* [Énoncé]
Pouvez-vous recopier, dans l'extrait sur la crise liturgique, le passage qui s'ouvre sur les mots contenant "Dans la première, l'Auteur" et se termine par "obéissance parfois puérile."?

* [Extrait fourni]
L'ouvrage de 345 pages, très dense et d'un abord qui pourra sembler un peu
ardu pour qui n'a pas fait d'études de philosophie, comporte trois grandes
parties.
Dans la première, l'Auteur rappelle en quoi consistent
les différents aspects de cette crise liturgique contemporaine que plus
personne ne peut nier : "La liturgie de l'Église s'est gravement
fourvoyée. Pour n'être pas universelle, cette conviction - il est important
de le comprendre - est néanmoins partagée par des traditionalistes et par
bien des gens que l'on ne saurait en aucune manière qualifier de
conservateurs ou traditionnels. Le Cardinal Danneels, primat de Belgique,
dont on pourrait certainement dire qu'il appartient à l'aile progressiste de
l'Église, écrivait dans son bulletin diocésain: "Dans l'ancien droit canon,
les rubriques dominaient tout : faute d'être éclairés, les prêtres se
conformaient à leurs prescriptions avec une obéissance parfois puérile.
Aujourd'hui, la situation est inverse: c'est la liturgie qui doit obéir et
s'adapter à nos préoccupations, au point qu'elle ressemble plutôt à un
meeting politique ou à un happening. Nous allons célébrer la vie telle que
nous la connaissons!" Je pense que le cardinal a raison, et je crois aussi
qu'il a mis le doigt sur la déviation fondamentale: la liturgie n'est plus,
avant tout, le culte de Dieu mais une célébration de nos besoins et de la
vie telle que nous la connaissons. Il est vrai que cela ne gêne pas
particulièrement un bon nombre - sinon même la plupart - des gens qui vont
encore à la messe; mais pour contrebalancer cette satisfaction
(ou autosatisfaction si le cardinal Danneels a raison),
il y a quand même deux choses que l'on peut constater.

* [Matériel fourni]
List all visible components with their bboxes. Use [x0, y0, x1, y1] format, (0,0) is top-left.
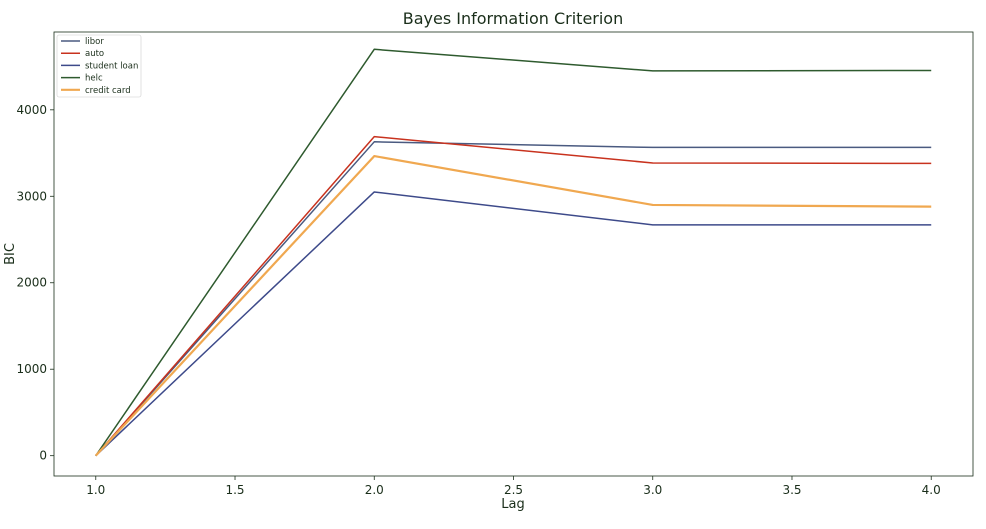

* [Corrigé de l'exercice]
Dans la première, l'Auteur rappelle en quoi consistent
les différents aspects de cette crise liturgique contemporaine que plus
personne ne peut nier : "La liturgie de l'Église s'est gravement
fourvoyée. Pour n'être pas universelle, cette conviction - il est important
de le comprendre - est néanmoins partagée par des traditionalistes et par
bien des gens que l'on ne saurait en aucune manière qualifier de
conservateurs ou traditionnels. Le Cardinal Danneels, primat de Belgique,
dont on pourrait certainement dire qu'il appartient à l'aile progressiste de
l'Église, écrivait dans son bulletin diocésain: "Dans l'ancien droit canon,
les rubriques dominaient tout : faute d'être éclairés, les prêtres se
conformaient à leurs prescriptions avec une obéissance parfois puérile.